Record list start

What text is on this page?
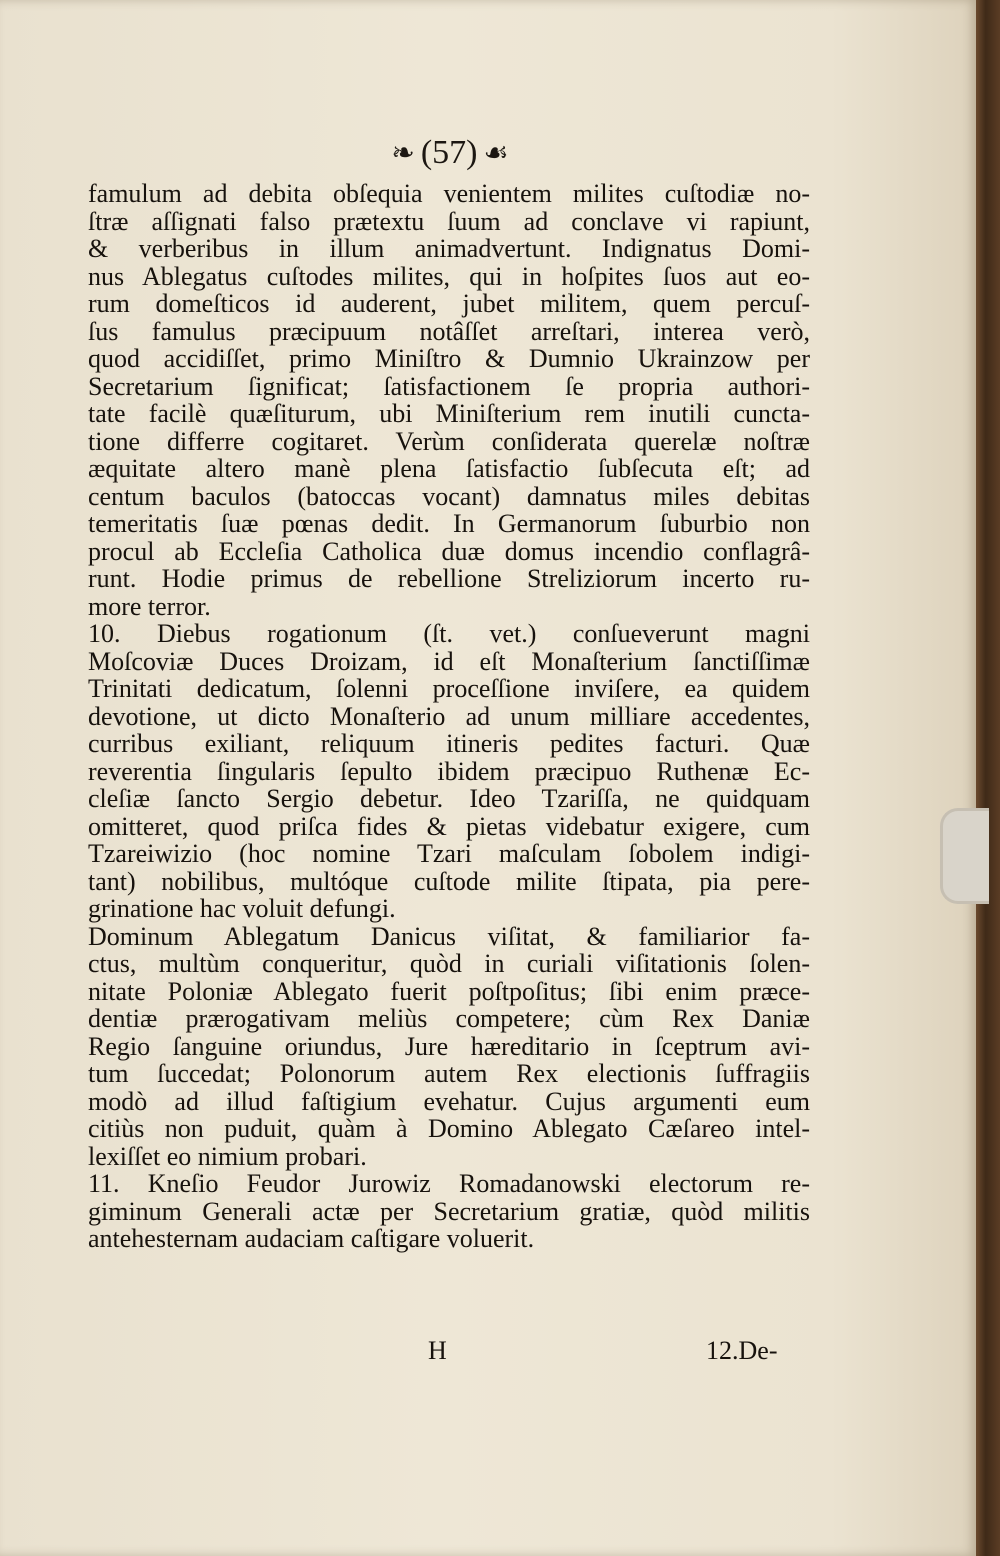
❧ (57) ☙
famulum ad debita obſequia venientem milites cuſtodiæ no-
ſtræ aſſignati falso prætextu ſuum ad conclave vi rapiunt,
& verberibus in illum animadvertunt. Indignatus Domi-
nus Ablegatus cuſtodes milites, qui in hoſpites ſuos aut eo-
rum domeſticos id auderent, jubet militem, quem percuſ-
ſus famulus præcipuum notâſſet arreſtari, interea verò,
quod accidiſſet, primo Miniſtro & Dumnio Ukrainzow per
Secretarium ſignificat; ſatisfactionem ſe propria authori-
tate facilè quæſiturum, ubi Miniſterium rem inutili cuncta-
tione differre cogitaret. Verùm conſiderata querelæ noſtræ
æquitate altero manè plena ſatisfactio ſubſecuta eſt; ad
centum baculos (batoccas vocant) damnatus miles debitas
temeritatis ſuæ pœnas dedit. In Germanorum ſuburbio non
procul ab Eccleſia Catholica duæ domus incendio conflagrâ-
runt. Hodie primus de rebellione Streliziorum incerto ru-
more terror.
10. Diebus rogationum (ſt. vet.) conſueverunt magni
Moſcoviæ Duces Droizam, id eſt Monaſterium ſanctiſſimæ
Trinitati dedicatum, ſolenni proceſſione inviſere, ea quidem
devotione, ut dicto Monaſterio ad unum milliare accedentes,
curribus exiliant, reliquum itineris pedites facturi. Quæ
reverentia ſingularis ſepulto ibidem præcipuo Ruthenæ Ec-
cleſiæ ſancto Sergio debetur. Ideo Tzariſſa, ne quidquam
omitteret, quod priſca fides & pietas videbatur exigere, cum
Tzareiwizio (hoc nomine Tzari maſculam ſobolem indigi-
tant) nobilibus, multóque cuſtode milite ſtipata, pia pere-
grinatione hac voluit defungi.
Dominum Ablegatum Danicus viſitat, & familiarior fa-
ctus, multùm conqueritur, quòd in curiali viſitationis ſolen-
nitate Poloniæ Ablegato fuerit poſtpoſitus; ſibi enim præce-
dentiæ prærogativam meliùs competere; cùm Rex Daniæ
Regio ſanguine oriundus, Jure hæreditario in ſceptrum avi-
tum ſuccedat; Polonorum autem Rex electionis ſuffragiis
modò ad illud faſtigium evehatur. Cujus argumenti eum
citiùs non puduit, quàm à Domino Ablegato Cæſareo intel-
lexiſſet eo nimium probari.
11. Kneſio Feudor Jurowiz Romadanowski electorum re-
giminum Generali actæ per Secretarium gratiæ, quòd militis
antehesternam audaciam caſtigare voluerit.
H	12.De-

Record list end

| Written instruction |
Make an exact copy of every record, pictures excluded.

| Answer to the exercise |
What text is on this page?
❧ (57) ☙
famulum ad debita obſequia venientem milites cuſtodiæ no-
ſtræ aſſignati falso prætextu ſuum ad conclave vi rapiunt,
& verberibus in illum animadvertunt. Indignatus Domi-
nus Ablegatus cuſtodes milites, qui in hoſpites ſuos aut eo-
rum domeſticos id auderent, jubet militem, quem percuſ-
ſus famulus præcipuum notâſſet arreſtari, interea verò,
quod accidiſſet, primo Miniſtro & Dumnio Ukrainzow per
Secretarium ſignificat; ſatisfactionem ſe propria authori-
tate facilè quæſiturum, ubi Miniſterium rem inutili cuncta-
tione differre cogitaret. Verùm conſiderata querelæ noſtræ
æquitate altero manè plena ſatisfactio ſubſecuta eſt; ad
centum baculos (batoccas vocant) damnatus miles debitas
temeritatis ſuæ pœnas dedit. In Germanorum ſuburbio non
procul ab Eccleſia Catholica duæ domus incendio conflagrâ-
runt. Hodie primus de rebellione Streliziorum incerto ru-
more terror.
10. Diebus rogationum (ſt. vet.) conſueverunt magni
Moſcoviæ Duces Droizam, id eſt Monaſterium ſanctiſſimæ
Trinitati dedicatum, ſolenni proceſſione inviſere, ea quidem
devotione, ut dicto Monaſterio ad unum milliare accedentes,
curribus exiliant, reliquum itineris pedites facturi. Quæ
reverentia ſingularis ſepulto ibidem præcipuo Ruthenæ Ec-
cleſiæ ſancto Sergio debetur. Ideo Tzariſſa, ne quidquam
omitteret, quod priſca fides & pietas videbatur exigere, cum
Tzareiwizio (hoc nomine Tzari maſculam ſobolem indigi-
tant) nobilibus, multóque cuſtode milite ſtipata, pia pere-
grinatione hac voluit defungi.
Dominum Ablegatum Danicus viſitat, & familiarior fa-
ctus, multùm conqueritur, quòd in curiali viſitationis ſolen-
nitate Poloniæ Ablegato fuerit poſtpoſitus; ſibi enim præce-
dentiæ prærogativam meliùs competere; cùm Rex Daniæ
Regio ſanguine oriundus, Jure hæreditario in ſceptrum avi-
tum ſuccedat; Polonorum autem Rex electionis ſuffragiis
modò ad illud faſtigium evehatur. Cujus argumenti eum
citiùs non puduit, quàm à Domino Ablegato Cæſareo intel-
lexiſſet eo nimium probari.
11. Kneſio Feudor Jurowiz Romadanowski electorum re-
giminum Generali actæ per Secretarium gratiæ, quòd militis
antehesternam audaciam caſtigare voluerit.
H	12.De-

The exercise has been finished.